- [GIVEN DATA]:
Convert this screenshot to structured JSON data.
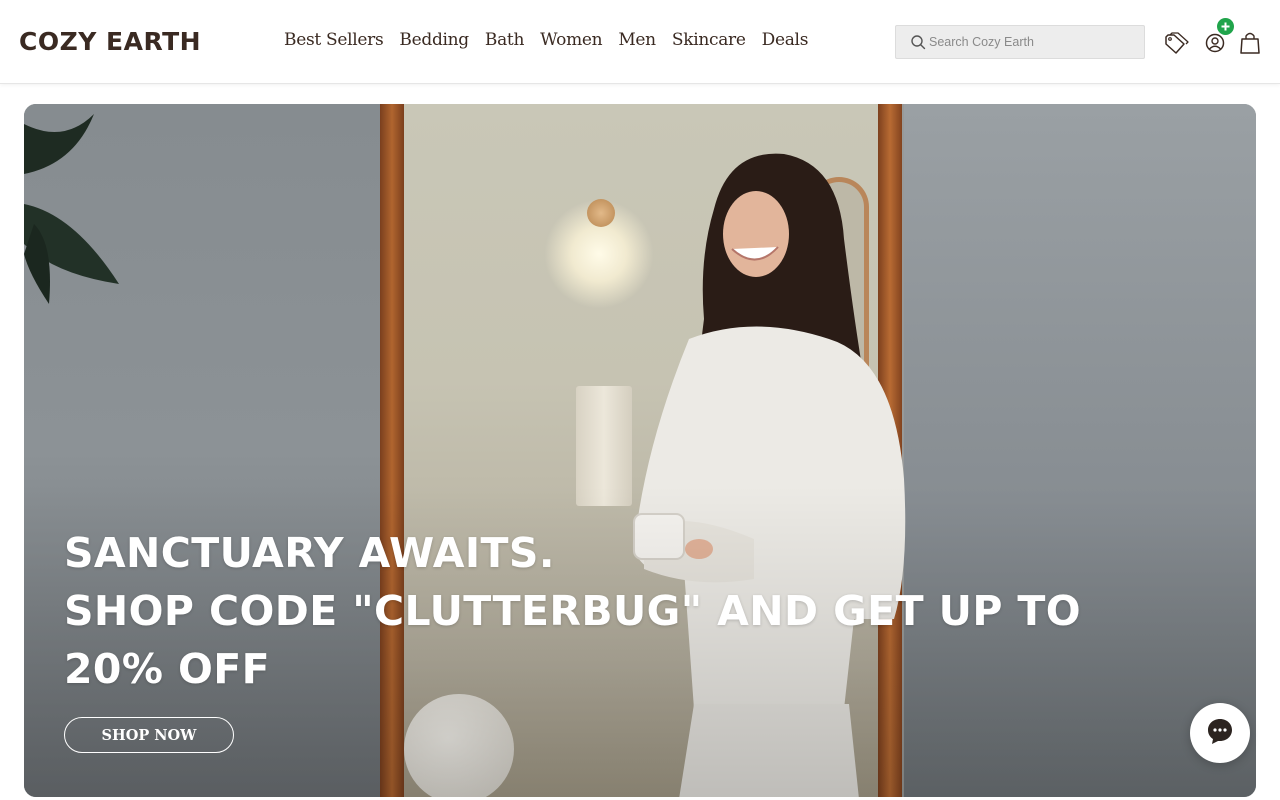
{
  "brand": {
    "logo_text": "COZY EARTH",
    "color": "#3a2a22"
  },
  "nav": {
    "items": [
      {
        "label": "Best Sellers"
      },
      {
        "label": "Bedding"
      },
      {
        "label": "Bath"
      },
      {
        "label": "Women"
      },
      {
        "label": "Men"
      },
      {
        "label": "Skincare"
      },
      {
        "label": "Deals"
      }
    ]
  },
  "search": {
    "placeholder": "Search Cozy Earth",
    "value": ""
  },
  "header_icons": {
    "tag": "tag-icon",
    "account": "account-icon",
    "cart": "cart-icon",
    "badge": "plus-badge",
    "badge_color": "#20a44b"
  },
  "hero": {
    "headline_lines": [
      "SANCTUARY AWAITS.",
      "SHOP CODE \"CLUTTERBUG\" AND GET UP TO",
      "20% OFF"
    ],
    "cta_label": "SHOP NOW"
  },
  "chat": {
    "icon": "chat-icon"
  }
}
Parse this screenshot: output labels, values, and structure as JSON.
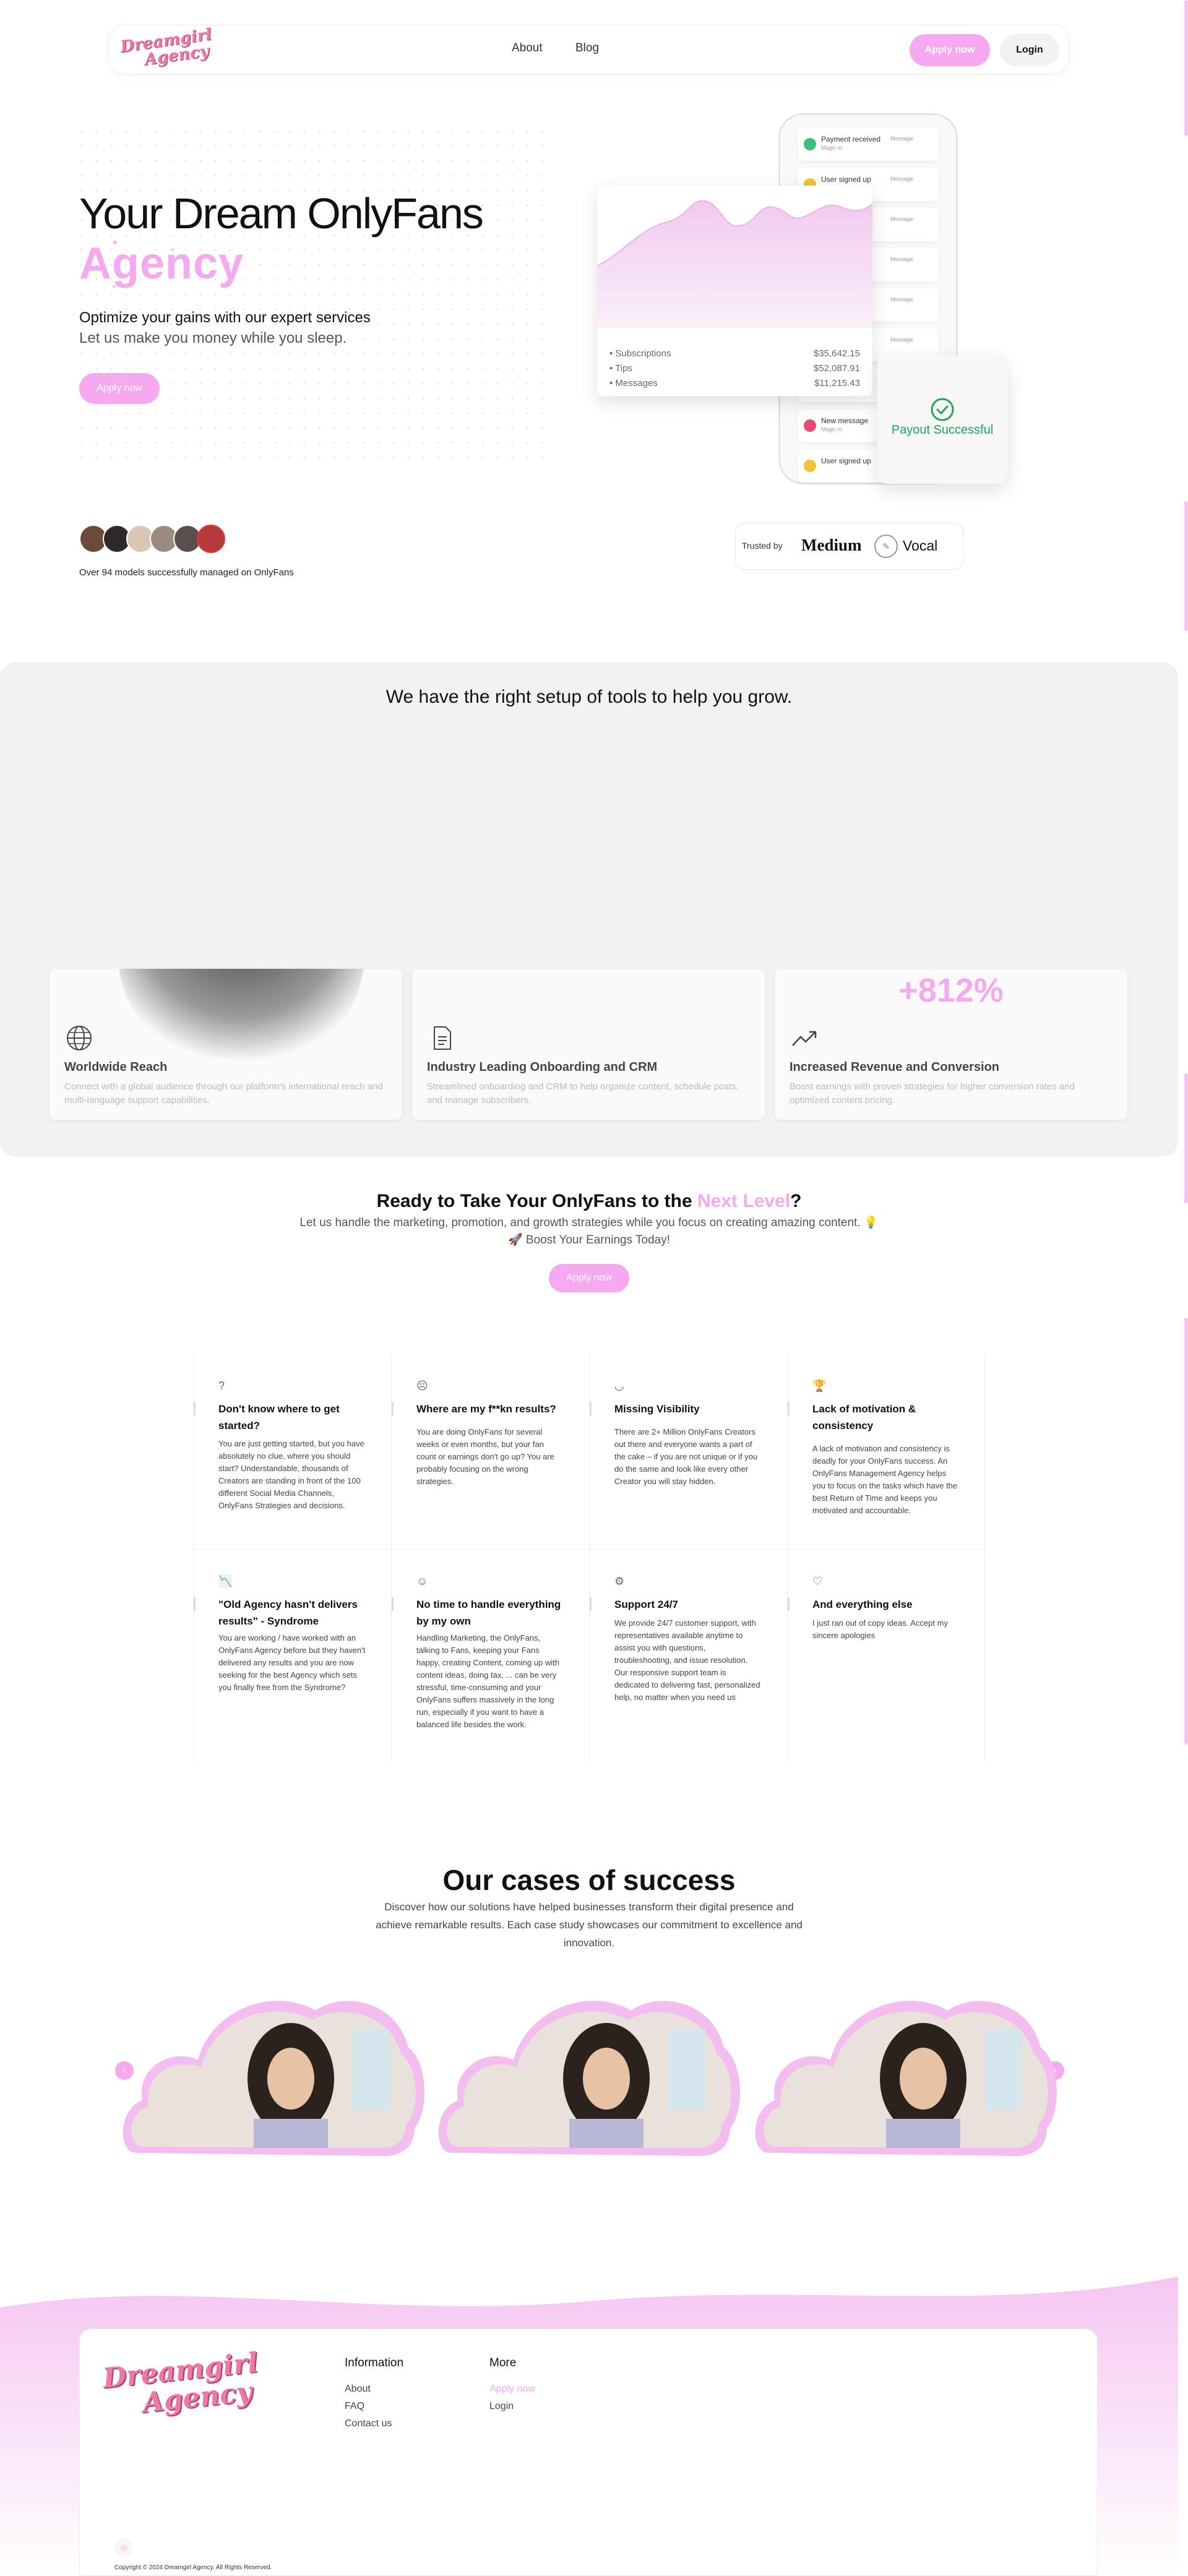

- [OBJECTIVE]: From the entries above, extract every line where the word "JSON" appears.

- [RESULT FOR THIS EXERCISE]:
Convert this screenshot to structured JSON data.
Parse this screenshot: output labels, values, and structure as JSON.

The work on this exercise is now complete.